Dataset listings of figures
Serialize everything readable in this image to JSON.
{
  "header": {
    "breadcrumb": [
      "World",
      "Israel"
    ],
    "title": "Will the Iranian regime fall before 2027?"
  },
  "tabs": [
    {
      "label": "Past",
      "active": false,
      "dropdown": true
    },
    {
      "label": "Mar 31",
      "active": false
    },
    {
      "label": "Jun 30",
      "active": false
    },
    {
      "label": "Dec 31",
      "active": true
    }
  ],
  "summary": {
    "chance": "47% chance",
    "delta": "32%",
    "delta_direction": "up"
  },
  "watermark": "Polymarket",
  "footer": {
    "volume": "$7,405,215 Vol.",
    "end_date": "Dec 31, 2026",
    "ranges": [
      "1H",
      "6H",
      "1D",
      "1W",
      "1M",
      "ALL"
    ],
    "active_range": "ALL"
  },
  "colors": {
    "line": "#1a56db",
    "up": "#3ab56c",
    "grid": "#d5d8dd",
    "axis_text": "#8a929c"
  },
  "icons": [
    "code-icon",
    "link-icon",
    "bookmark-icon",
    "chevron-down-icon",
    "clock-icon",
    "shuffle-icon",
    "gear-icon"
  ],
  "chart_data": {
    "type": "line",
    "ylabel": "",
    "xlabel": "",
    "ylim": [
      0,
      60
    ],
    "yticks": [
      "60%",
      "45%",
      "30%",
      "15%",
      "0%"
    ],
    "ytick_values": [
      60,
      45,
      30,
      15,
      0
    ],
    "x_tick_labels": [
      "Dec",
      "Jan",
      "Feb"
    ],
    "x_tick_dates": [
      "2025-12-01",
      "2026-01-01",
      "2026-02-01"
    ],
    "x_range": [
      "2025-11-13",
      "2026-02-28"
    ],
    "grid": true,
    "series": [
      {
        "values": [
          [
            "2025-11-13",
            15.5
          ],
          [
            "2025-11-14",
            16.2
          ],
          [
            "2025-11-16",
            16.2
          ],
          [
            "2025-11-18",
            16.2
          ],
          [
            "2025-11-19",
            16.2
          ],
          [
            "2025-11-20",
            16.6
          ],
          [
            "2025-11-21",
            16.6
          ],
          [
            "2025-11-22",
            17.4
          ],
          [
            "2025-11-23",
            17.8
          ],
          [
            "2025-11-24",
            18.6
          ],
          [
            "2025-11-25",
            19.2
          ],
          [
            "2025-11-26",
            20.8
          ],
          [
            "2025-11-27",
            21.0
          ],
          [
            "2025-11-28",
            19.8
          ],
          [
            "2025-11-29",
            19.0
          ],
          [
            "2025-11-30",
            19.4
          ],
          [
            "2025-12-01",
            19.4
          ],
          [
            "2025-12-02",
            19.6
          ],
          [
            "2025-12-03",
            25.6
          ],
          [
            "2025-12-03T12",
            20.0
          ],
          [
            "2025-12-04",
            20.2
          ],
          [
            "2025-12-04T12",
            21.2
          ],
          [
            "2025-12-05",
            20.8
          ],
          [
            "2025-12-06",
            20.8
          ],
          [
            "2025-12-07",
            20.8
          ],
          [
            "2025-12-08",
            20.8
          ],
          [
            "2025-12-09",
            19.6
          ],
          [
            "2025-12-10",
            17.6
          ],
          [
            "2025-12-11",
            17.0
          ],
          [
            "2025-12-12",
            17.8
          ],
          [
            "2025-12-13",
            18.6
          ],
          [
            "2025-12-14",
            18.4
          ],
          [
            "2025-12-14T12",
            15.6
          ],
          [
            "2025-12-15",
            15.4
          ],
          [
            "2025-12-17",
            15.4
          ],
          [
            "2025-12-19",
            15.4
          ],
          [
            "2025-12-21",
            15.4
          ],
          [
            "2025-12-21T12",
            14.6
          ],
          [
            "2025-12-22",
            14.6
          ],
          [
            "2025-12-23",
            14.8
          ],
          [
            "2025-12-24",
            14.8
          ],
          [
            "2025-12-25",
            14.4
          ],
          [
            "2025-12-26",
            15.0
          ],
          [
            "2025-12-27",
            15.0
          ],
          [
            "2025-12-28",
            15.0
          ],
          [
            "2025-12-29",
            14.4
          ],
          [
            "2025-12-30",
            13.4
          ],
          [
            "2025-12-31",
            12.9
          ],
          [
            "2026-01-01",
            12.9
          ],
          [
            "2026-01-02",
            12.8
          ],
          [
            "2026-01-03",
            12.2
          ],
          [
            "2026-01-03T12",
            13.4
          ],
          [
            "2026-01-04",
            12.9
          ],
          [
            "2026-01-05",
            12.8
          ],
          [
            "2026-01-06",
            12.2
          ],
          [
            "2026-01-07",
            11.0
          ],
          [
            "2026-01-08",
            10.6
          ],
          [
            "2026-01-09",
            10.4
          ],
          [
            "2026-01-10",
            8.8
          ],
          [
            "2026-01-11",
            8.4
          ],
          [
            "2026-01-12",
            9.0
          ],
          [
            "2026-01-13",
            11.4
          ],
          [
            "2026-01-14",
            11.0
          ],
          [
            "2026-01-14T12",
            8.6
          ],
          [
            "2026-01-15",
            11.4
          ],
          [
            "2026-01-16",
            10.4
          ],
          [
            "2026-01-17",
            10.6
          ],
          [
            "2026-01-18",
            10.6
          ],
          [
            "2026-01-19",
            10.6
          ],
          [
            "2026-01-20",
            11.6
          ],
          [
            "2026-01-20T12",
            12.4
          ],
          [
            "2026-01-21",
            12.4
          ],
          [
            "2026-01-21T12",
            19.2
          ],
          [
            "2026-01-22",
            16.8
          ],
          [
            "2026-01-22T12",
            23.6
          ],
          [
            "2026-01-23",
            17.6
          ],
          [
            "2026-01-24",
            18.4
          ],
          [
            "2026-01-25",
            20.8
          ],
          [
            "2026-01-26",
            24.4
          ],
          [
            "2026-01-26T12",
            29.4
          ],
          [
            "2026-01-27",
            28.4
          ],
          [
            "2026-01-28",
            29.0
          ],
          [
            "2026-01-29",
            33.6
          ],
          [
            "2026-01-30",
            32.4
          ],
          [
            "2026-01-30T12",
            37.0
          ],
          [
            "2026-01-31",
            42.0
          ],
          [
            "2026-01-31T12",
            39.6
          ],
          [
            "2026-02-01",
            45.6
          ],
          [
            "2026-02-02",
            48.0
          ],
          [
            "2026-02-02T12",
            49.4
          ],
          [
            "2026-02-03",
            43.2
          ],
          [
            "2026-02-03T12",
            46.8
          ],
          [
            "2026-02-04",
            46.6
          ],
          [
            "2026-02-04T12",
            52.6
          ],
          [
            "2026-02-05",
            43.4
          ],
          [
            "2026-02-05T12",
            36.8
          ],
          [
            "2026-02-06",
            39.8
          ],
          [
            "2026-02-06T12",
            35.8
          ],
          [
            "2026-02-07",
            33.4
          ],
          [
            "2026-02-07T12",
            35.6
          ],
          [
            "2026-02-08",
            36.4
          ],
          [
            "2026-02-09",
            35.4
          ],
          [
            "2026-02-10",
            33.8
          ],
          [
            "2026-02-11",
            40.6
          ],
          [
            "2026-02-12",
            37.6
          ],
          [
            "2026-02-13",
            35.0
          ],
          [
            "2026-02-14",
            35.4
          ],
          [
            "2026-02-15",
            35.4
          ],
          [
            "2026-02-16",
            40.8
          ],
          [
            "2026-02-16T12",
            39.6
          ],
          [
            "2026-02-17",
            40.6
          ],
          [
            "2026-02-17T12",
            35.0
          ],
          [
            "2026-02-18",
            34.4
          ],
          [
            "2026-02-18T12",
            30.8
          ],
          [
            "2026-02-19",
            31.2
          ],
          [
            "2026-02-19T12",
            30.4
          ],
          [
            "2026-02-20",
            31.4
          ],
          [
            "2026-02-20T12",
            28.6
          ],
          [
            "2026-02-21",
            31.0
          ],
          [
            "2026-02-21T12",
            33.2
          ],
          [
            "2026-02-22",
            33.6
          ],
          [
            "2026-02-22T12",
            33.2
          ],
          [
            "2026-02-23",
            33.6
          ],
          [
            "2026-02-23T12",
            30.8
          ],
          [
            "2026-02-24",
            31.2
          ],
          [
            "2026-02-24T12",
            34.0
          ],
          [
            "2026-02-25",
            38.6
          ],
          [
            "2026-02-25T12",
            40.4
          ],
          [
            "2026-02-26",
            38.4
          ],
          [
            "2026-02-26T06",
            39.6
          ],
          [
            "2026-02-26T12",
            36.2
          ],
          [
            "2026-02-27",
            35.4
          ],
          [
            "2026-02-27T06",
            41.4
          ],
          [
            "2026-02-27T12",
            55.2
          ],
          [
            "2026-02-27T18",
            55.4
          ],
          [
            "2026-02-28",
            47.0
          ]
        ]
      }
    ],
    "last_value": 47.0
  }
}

> _Written instruction_: Using the records above, copy every line that has the word "true" in it.

> _Response to the task_:
      "dropdown": true
      "active": true
    "grid": true,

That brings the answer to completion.